● What is being asked
Quote each record exactly, please, leaving none out.

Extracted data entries
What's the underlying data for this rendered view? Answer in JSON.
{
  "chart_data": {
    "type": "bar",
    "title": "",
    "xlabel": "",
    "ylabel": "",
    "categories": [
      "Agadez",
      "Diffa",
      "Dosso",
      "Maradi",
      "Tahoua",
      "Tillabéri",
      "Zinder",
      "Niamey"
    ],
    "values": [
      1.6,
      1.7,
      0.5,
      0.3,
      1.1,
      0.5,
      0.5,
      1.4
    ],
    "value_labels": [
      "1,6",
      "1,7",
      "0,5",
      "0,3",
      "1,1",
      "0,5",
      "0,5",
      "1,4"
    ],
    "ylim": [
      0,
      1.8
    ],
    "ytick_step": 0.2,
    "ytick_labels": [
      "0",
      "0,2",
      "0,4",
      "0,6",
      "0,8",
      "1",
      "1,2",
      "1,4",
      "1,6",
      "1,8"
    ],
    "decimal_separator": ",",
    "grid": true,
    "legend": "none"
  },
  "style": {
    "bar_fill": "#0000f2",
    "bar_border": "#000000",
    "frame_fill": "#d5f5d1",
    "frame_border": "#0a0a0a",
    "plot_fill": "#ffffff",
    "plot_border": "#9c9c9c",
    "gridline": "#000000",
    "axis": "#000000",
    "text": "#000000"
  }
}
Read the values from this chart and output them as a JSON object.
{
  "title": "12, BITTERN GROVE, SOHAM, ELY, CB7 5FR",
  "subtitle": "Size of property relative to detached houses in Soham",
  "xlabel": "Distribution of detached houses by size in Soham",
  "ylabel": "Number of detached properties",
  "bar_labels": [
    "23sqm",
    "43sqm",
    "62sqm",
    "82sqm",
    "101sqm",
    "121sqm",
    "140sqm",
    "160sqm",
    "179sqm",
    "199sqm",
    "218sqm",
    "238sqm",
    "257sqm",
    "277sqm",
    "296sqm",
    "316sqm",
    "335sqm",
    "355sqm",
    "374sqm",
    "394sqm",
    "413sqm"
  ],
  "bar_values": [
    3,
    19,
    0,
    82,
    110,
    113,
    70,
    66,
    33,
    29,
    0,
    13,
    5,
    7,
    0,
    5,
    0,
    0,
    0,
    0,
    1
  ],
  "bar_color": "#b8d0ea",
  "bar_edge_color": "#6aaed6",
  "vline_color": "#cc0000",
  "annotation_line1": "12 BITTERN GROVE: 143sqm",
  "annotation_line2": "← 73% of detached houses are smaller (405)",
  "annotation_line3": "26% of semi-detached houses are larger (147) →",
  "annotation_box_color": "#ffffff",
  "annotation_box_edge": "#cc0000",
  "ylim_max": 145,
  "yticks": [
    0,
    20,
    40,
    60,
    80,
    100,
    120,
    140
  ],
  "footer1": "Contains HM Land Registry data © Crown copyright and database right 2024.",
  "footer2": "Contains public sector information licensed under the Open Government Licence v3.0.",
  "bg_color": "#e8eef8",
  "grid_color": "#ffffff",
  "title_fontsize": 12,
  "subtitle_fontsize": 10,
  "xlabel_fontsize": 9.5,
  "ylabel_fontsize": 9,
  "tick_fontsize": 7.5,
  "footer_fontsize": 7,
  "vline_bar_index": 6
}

● Task response
What's the underlying data for this rendered view? Answer in JSON.
{
  "chart_data": {
    "type": "bar",
    "title": "",
    "xlabel": "",
    "ylabel": "",
    "categories": [
      "Agadez",
      "Diffa",
      "Dosso",
      "Maradi",
      "Tahoua",
      "Tillabéri",
      "Zinder",
      "Niamey"
    ],
    "values": [
      1.6,
      1.7,
      0.5,
      0.3,
      1.1,
      0.5,
      0.5,
      1.4
    ],
    "value_labels": [
      "1,6",
      "1,7",
      "0,5",
      "0,3",
      "1,1",
      "0,5",
      "0,5",
      "1,4"
    ],
    "ylim": [
      0,
      1.8
    ],
    "ytick_step": 0.2,
    "ytick_labels": [
      "0",
      "0,2",
      "0,4",
      "0,6",
      "0,8",
      "1",
      "1,2",
      "1,4",
      "1,6",
      "1,8"
    ],
    "decimal_separator": ",",
    "grid": true,
    "legend": "none"
  },
  "style": {
    "bar_fill": "#0000f2",
    "bar_border": "#000000",
    "frame_fill": "#d5f5d1",
    "frame_border": "#0a0a0a",
    "plot_fill": "#ffffff",
    "plot_border": "#9c9c9c",
    "gridline": "#000000",
    "axis": "#000000",
    "text": "#000000"
  }
}
Read the values from this chart and output them as a JSON object.
{
  "title": "12, BITTERN GROVE, SOHAM, ELY, CB7 5FR",
  "subtitle": "Size of property relative to detached houses in Soham",
  "xlabel": "Distribution of detached houses by size in Soham",
  "ylabel": "Number of detached properties",
  "bar_labels": [
    "23sqm",
    "43sqm",
    "62sqm",
    "82sqm",
    "101sqm",
    "121sqm",
    "140sqm",
    "160sqm",
    "179sqm",
    "199sqm",
    "218sqm",
    "238sqm",
    "257sqm",
    "277sqm",
    "296sqm",
    "316sqm",
    "335sqm",
    "355sqm",
    "374sqm",
    "394sqm",
    "413sqm"
  ],
  "bar_values": [
    3,
    19,
    0,
    82,
    110,
    113,
    70,
    66,
    33,
    29,
    0,
    13,
    5,
    7,
    0,
    5,
    0,
    0,
    0,
    0,
    1
  ],
  "bar_color": "#b8d0ea",
  "bar_edge_color": "#6aaed6",
  "vline_color": "#cc0000",
  "annotation_line1": "12 BITTERN GROVE: 143sqm",
  "annotation_line2": "← 73% of detached houses are smaller (405)",
  "annotation_line3": "26% of semi-detached houses are larger (147) →",
  "annotation_box_color": "#ffffff",
  "annotation_box_edge": "#cc0000",
  "ylim_max": 145,
  "yticks": [
    0,
    20,
    40,
    60,
    80,
    100,
    120,
    140
  ],
  "footer1": "Contains HM Land Registry data © Crown copyright and database right 2024.",
  "footer2": "Contains public sector information licensed under the Open Government Licence v3.0.",
  "bg_color": "#e8eef8",
  "grid_color": "#ffffff",
  "title_fontsize": 12,
  "subtitle_fontsize": 10,
  "xlabel_fontsize": 9.5,
  "ylabel_fontsize": 9,
  "tick_fontsize": 7.5,
  "footer_fontsize": 7,
  "vline_bar_index": 6
}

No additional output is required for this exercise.